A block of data
- - -
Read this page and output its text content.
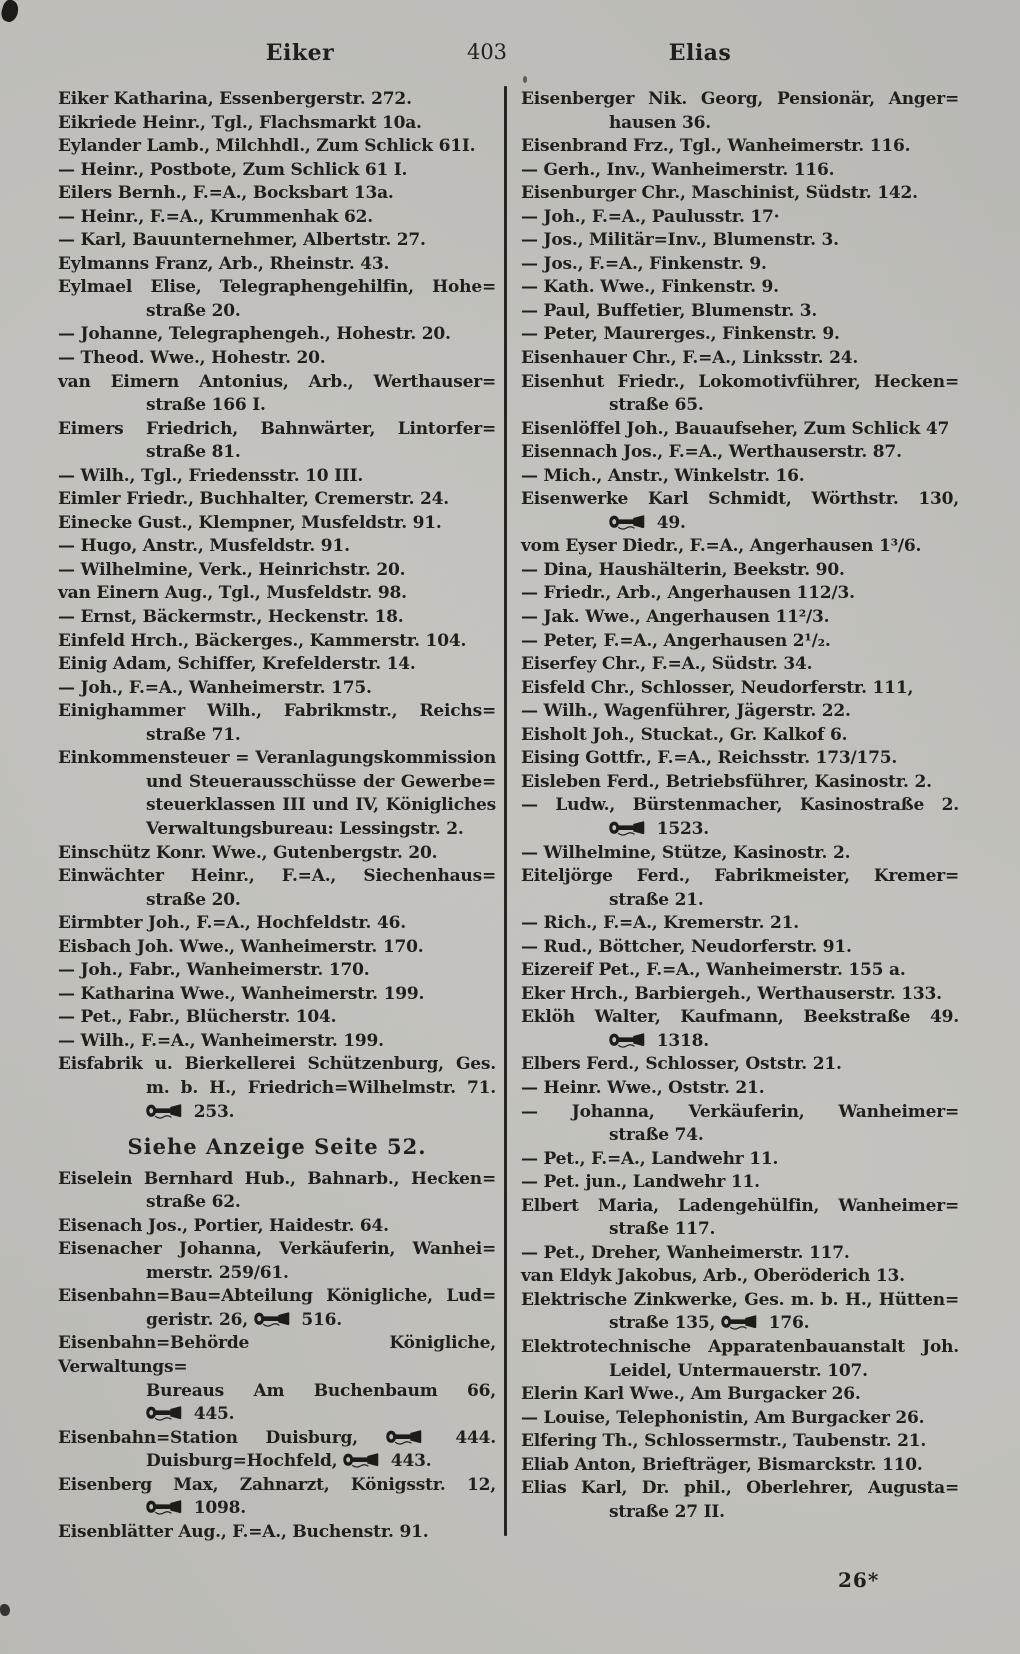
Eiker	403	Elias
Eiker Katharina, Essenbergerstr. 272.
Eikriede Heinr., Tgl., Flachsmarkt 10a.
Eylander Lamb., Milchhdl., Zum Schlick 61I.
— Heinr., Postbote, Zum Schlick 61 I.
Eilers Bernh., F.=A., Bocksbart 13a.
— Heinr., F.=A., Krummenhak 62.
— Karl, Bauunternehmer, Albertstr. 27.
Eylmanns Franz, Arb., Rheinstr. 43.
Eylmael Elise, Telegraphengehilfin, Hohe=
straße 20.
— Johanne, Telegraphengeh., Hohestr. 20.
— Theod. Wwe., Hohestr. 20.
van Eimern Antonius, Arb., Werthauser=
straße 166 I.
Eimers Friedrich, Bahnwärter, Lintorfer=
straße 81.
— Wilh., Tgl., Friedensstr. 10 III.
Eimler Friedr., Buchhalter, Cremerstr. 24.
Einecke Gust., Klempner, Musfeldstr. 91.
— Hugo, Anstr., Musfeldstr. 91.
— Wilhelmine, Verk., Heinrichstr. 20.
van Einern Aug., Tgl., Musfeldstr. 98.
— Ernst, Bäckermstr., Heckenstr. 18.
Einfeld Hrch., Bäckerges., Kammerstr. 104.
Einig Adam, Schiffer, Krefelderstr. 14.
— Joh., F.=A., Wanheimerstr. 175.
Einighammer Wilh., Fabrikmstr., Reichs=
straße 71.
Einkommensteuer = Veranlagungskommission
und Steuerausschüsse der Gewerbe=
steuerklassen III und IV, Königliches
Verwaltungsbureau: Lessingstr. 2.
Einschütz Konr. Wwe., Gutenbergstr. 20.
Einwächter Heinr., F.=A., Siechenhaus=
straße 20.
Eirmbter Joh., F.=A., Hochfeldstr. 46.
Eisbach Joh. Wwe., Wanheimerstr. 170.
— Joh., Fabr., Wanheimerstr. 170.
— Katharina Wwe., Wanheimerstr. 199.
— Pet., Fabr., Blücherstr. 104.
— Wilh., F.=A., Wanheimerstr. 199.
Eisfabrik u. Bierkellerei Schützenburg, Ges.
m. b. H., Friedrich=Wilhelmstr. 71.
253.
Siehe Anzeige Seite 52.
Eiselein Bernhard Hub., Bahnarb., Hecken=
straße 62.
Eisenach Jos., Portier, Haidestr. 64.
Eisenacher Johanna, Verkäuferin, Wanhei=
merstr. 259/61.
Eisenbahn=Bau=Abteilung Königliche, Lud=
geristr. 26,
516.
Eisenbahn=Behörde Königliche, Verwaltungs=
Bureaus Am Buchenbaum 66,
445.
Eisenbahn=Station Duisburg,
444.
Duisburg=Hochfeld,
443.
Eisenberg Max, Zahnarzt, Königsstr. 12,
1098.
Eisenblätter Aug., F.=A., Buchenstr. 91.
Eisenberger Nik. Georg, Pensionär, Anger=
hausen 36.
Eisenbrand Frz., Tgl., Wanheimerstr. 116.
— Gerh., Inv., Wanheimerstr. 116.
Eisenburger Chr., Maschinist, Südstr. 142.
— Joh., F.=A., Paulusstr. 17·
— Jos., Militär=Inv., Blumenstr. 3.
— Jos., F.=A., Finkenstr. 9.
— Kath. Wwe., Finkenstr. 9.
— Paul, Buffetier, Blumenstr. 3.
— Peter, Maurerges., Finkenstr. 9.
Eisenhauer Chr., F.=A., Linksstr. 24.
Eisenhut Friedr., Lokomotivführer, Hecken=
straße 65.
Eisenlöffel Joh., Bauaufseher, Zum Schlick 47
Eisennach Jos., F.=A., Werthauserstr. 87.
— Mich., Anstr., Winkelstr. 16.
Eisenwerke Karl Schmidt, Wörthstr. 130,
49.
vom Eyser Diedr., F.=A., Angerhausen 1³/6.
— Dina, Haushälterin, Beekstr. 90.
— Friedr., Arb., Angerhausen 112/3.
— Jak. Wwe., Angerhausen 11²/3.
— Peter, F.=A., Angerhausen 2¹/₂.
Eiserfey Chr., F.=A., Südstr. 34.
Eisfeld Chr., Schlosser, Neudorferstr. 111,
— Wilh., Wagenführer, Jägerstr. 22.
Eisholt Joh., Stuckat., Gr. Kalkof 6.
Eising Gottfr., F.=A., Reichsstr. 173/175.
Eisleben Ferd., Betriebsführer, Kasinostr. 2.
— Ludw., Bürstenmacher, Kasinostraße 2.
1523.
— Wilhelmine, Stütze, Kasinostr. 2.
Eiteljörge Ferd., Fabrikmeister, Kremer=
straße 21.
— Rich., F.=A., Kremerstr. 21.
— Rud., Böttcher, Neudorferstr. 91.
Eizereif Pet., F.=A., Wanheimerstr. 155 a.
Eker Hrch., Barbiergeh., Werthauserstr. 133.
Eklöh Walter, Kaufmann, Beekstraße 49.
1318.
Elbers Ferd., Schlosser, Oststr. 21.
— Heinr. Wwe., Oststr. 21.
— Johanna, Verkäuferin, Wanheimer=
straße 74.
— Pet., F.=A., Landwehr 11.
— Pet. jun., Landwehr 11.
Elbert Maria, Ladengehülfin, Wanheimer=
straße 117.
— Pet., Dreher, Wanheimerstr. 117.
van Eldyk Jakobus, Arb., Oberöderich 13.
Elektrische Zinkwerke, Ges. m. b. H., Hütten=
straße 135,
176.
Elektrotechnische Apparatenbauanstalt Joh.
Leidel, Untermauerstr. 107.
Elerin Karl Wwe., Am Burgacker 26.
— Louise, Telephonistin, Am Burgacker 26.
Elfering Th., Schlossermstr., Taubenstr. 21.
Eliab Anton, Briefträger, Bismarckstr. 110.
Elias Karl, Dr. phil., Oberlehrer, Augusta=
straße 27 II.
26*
- - -
▶ [What the task asks]
Leave out every picture and copy the rest of the records exactly.

▶ [Exercise result]
Read this page and output its text content.
Eiker	403	Elias
Eiker Katharina, Essenbergerstr. 272.
Eikriede Heinr., Tgl., Flachsmarkt 10a.
Eylander Lamb., Milchhdl., Zum Schlick 61I.
— Heinr., Postbote, Zum Schlick 61 I.
Eilers Bernh., F.=A., Bocksbart 13a.
— Heinr., F.=A., Krummenhak 62.
— Karl, Bauunternehmer, Albertstr. 27.
Eylmanns Franz, Arb., Rheinstr. 43.
Eylmael Elise, Telegraphengehilfin, Hohe=
straße 20.
— Johanne, Telegraphengeh., Hohestr. 20.
— Theod. Wwe., Hohestr. 20.
van Eimern Antonius, Arb., Werthauser=
straße 166 I.
Eimers Friedrich, Bahnwärter, Lintorfer=
straße 81.
— Wilh., Tgl., Friedensstr. 10 III.
Eimler Friedr., Buchhalter, Cremerstr. 24.
Einecke Gust., Klempner, Musfeldstr. 91.
— Hugo, Anstr., Musfeldstr. 91.
— Wilhelmine, Verk., Heinrichstr. 20.
van Einern Aug., Tgl., Musfeldstr. 98.
— Ernst, Bäckermstr., Heckenstr. 18.
Einfeld Hrch., Bäckerges., Kammerstr. 104.
Einig Adam, Schiffer, Krefelderstr. 14.
— Joh., F.=A., Wanheimerstr. 175.
Einighammer Wilh., Fabrikmstr., Reichs=
straße 71.
Einkommensteuer = Veranlagungskommission
und Steuerausschüsse der Gewerbe=
steuerklassen III und IV, Königliches
Verwaltungsbureau: Lessingstr. 2.
Einschütz Konr. Wwe., Gutenbergstr. 20.
Einwächter Heinr., F.=A., Siechenhaus=
straße 20.
Eirmbter Joh., F.=A., Hochfeldstr. 46.
Eisbach Joh. Wwe., Wanheimerstr. 170.
— Joh., Fabr., Wanheimerstr. 170.
— Katharina Wwe., Wanheimerstr. 199.
— Pet., Fabr., Blücherstr. 104.
— Wilh., F.=A., Wanheimerstr. 199.
Eisfabrik u. Bierkellerei Schützenburg, Ges.
m. b. H., Friedrich=Wilhelmstr. 71.
253.
Siehe Anzeige Seite 52.
Eiselein Bernhard Hub., Bahnarb., Hecken=
straße 62.
Eisenach Jos., Portier, Haidestr. 64.
Eisenacher Johanna, Verkäuferin, Wanhei=
merstr. 259/61.
Eisenbahn=Bau=Abteilung Königliche, Lud=
geristr. 26,
516.
Eisenbahn=Behörde Königliche, Verwaltungs=
Bureaus Am Buchenbaum 66,
445.
Eisenbahn=Station Duisburg,
444.
Duisburg=Hochfeld,
443.
Eisenberg Max, Zahnarzt, Königsstr. 12,
1098.
Eisenblätter Aug., F.=A., Buchenstr. 91.
Eisenberger Nik. Georg, Pensionär, Anger=
hausen 36.
Eisenbrand Frz., Tgl., Wanheimerstr. 116.
— Gerh., Inv., Wanheimerstr. 116.
Eisenburger Chr., Maschinist, Südstr. 142.
— Joh., F.=A., Paulusstr. 17·
— Jos., Militär=Inv., Blumenstr. 3.
— Jos., F.=A., Finkenstr. 9.
— Kath. Wwe., Finkenstr. 9.
— Paul, Buffetier, Blumenstr. 3.
— Peter, Maurerges., Finkenstr. 9.
Eisenhauer Chr., F.=A., Linksstr. 24.
Eisenhut Friedr., Lokomotivführer, Hecken=
straße 65.
Eisenlöffel Joh., Bauaufseher, Zum Schlick 47
Eisennach Jos., F.=A., Werthauserstr. 87.
— Mich., Anstr., Winkelstr. 16.
Eisenwerke Karl Schmidt, Wörthstr. 130,
49.
vom Eyser Diedr., F.=A., Angerhausen 1³/6.
— Dina, Haushälterin, Beekstr. 90.
— Friedr., Arb., Angerhausen 112/3.
— Jak. Wwe., Angerhausen 11²/3.
— Peter, F.=A., Angerhausen 2¹/₂.
Eiserfey Chr., F.=A., Südstr. 34.
Eisfeld Chr., Schlosser, Neudorferstr. 111,
— Wilh., Wagenführer, Jägerstr. 22.
Eisholt Joh., Stuckat., Gr. Kalkof 6.
Eising Gottfr., F.=A., Reichsstr. 173/175.
Eisleben Ferd., Betriebsführer, Kasinostr. 2.
— Ludw., Bürstenmacher, Kasinostraße 2.
1523.
— Wilhelmine, Stütze, Kasinostr. 2.
Eiteljörge Ferd., Fabrikmeister, Kremer=
straße 21.
— Rich., F.=A., Kremerstr. 21.
— Rud., Böttcher, Neudorferstr. 91.
Eizereif Pet., F.=A., Wanheimerstr. 155 a.
Eker Hrch., Barbiergeh., Werthauserstr. 133.
Eklöh Walter, Kaufmann, Beekstraße 49.
1318.
Elbers Ferd., Schlosser, Oststr. 21.
— Heinr. Wwe., Oststr. 21.
— Johanna, Verkäuferin, Wanheimer=
straße 74.
— Pet., F.=A., Landwehr 11.
— Pet. jun., Landwehr 11.
Elbert Maria, Ladengehülfin, Wanheimer=
straße 117.
— Pet., Dreher, Wanheimerstr. 117.
van Eldyk Jakobus, Arb., Oberöderich 13.
Elektrische Zinkwerke, Ges. m. b. H., Hütten=
straße 135,
176.
Elektrotechnische Apparatenbauanstalt Joh.
Leidel, Untermauerstr. 107.
Elerin Karl Wwe., Am Burgacker 26.
— Louise, Telephonistin, Am Burgacker 26.
Elfering Th., Schlossermstr., Taubenstr. 21.
Eliab Anton, Briefträger, Bismarckstr. 110.
Elias Karl, Dr. phil., Oberlehrer, Augusta=
straße 27 II.
26*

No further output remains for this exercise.